Exercise description: Every record must be transcribed in its entirety, apart from the images, which are to be omitted.
--
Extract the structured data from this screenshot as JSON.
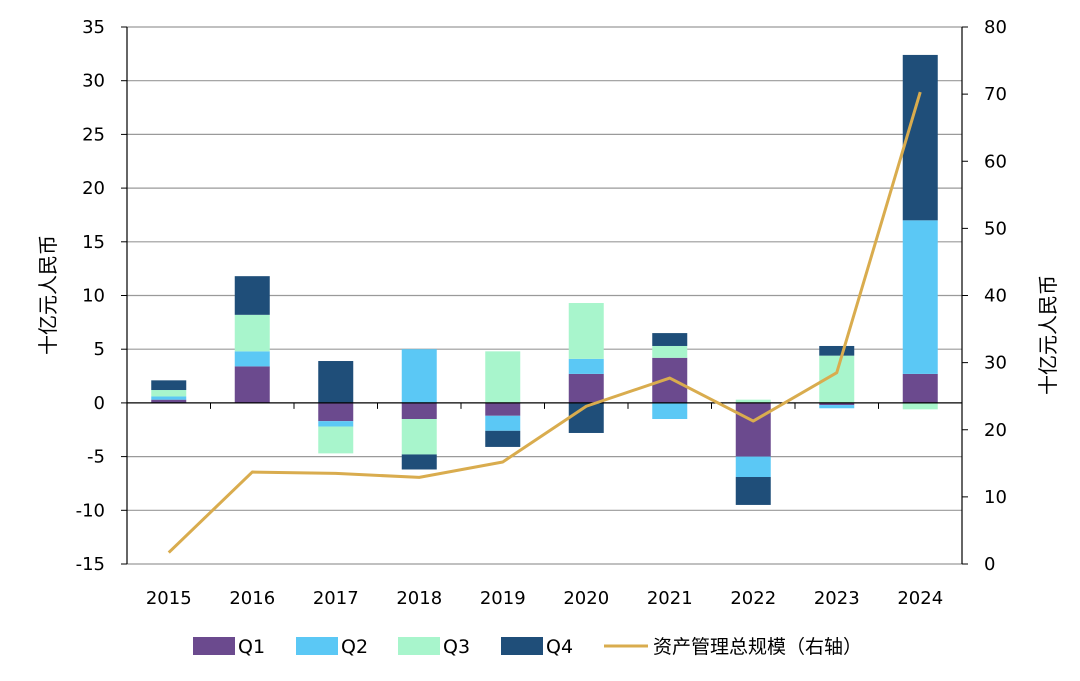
{
  "chart_data": {
    "type": "bar",
    "stacked": true,
    "categories": [
      "2015",
      "2016",
      "2017",
      "2018",
      "2019",
      "2020",
      "2021",
      "2022",
      "2023",
      "2024"
    ],
    "series": [
      {
        "name": "Q1",
        "color": "#6B4A8E",
        "values": [
          0.3,
          3.4,
          -1.7,
          -1.5,
          -1.2,
          2.7,
          4.2,
          -5.0,
          -0.2,
          2.7
        ]
      },
      {
        "name": "Q2",
        "color": "#5BC8F5",
        "values": [
          0.3,
          1.4,
          -0.5,
          5.0,
          -1.4,
          1.4,
          -1.5,
          -1.9,
          -0.3,
          14.3
        ]
      },
      {
        "name": "Q3",
        "color": "#A8F5CC",
        "values": [
          0.6,
          3.4,
          -2.5,
          -3.3,
          4.8,
          5.2,
          1.1,
          0.3,
          4.4,
          -0.6
        ]
      },
      {
        "name": "Q4",
        "color": "#1F4E79",
        "values": [
          0.9,
          3.6,
          3.9,
          -1.4,
          -1.5,
          -2.8,
          1.2,
          -2.6,
          0.9,
          15.4
        ]
      }
    ],
    "line_series": {
      "name": "资产管理总规模（右轴）",
      "color": "#D9AC4E",
      "axis": "right",
      "values": [
        1.7,
        13.7,
        13.5,
        12.9,
        15.2,
        23.5,
        27.7,
        21.3,
        28.5,
        70.3
      ]
    },
    "y_left": {
      "label": "十亿元人民币",
      "min": -15,
      "max": 35,
      "ticks": [
        "35",
        "30",
        "25",
        "20",
        "15",
        "10",
        "5",
        "0",
        "-5",
        "-10",
        "-15"
      ]
    },
    "y_right": {
      "label": "十亿元人民币",
      "min": 0,
      "max": 80,
      "ticks": [
        "80",
        "70",
        "60",
        "50",
        "40",
        "30",
        "20",
        "10",
        "0"
      ]
    },
    "grid": true,
    "legend": "bottom"
  }
}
--
Task output:
Extract the structured data from this screenshot as JSON.
{
  "chart_data": {
    "type": "bar",
    "stacked": true,
    "categories": [
      "2015",
      "2016",
      "2017",
      "2018",
      "2019",
      "2020",
      "2021",
      "2022",
      "2023",
      "2024"
    ],
    "series": [
      {
        "name": "Q1",
        "color": "#6B4A8E",
        "values": [
          0.3,
          3.4,
          -1.7,
          -1.5,
          -1.2,
          2.7,
          4.2,
          -5.0,
          -0.2,
          2.7
        ]
      },
      {
        "name": "Q2",
        "color": "#5BC8F5",
        "values": [
          0.3,
          1.4,
          -0.5,
          5.0,
          -1.4,
          1.4,
          -1.5,
          -1.9,
          -0.3,
          14.3
        ]
      },
      {
        "name": "Q3",
        "color": "#A8F5CC",
        "values": [
          0.6,
          3.4,
          -2.5,
          -3.3,
          4.8,
          5.2,
          1.1,
          0.3,
          4.4,
          -0.6
        ]
      },
      {
        "name": "Q4",
        "color": "#1F4E79",
        "values": [
          0.9,
          3.6,
          3.9,
          -1.4,
          -1.5,
          -2.8,
          1.2,
          -2.6,
          0.9,
          15.4
        ]
      }
    ],
    "line_series": {
      "name": "资产管理总规模（右轴）",
      "color": "#D9AC4E",
      "axis": "right",
      "values": [
        1.7,
        13.7,
        13.5,
        12.9,
        15.2,
        23.5,
        27.7,
        21.3,
        28.5,
        70.3
      ]
    },
    "y_left": {
      "label": "十亿元人民币",
      "min": -15,
      "max": 35,
      "ticks": [
        "35",
        "30",
        "25",
        "20",
        "15",
        "10",
        "5",
        "0",
        "-5",
        "-10",
        "-15"
      ]
    },
    "y_right": {
      "label": "十亿元人民币",
      "min": 0,
      "max": 80,
      "ticks": [
        "80",
        "70",
        "60",
        "50",
        "40",
        "30",
        "20",
        "10",
        "0"
      ]
    },
    "grid": true,
    "legend": "bottom"
  }
}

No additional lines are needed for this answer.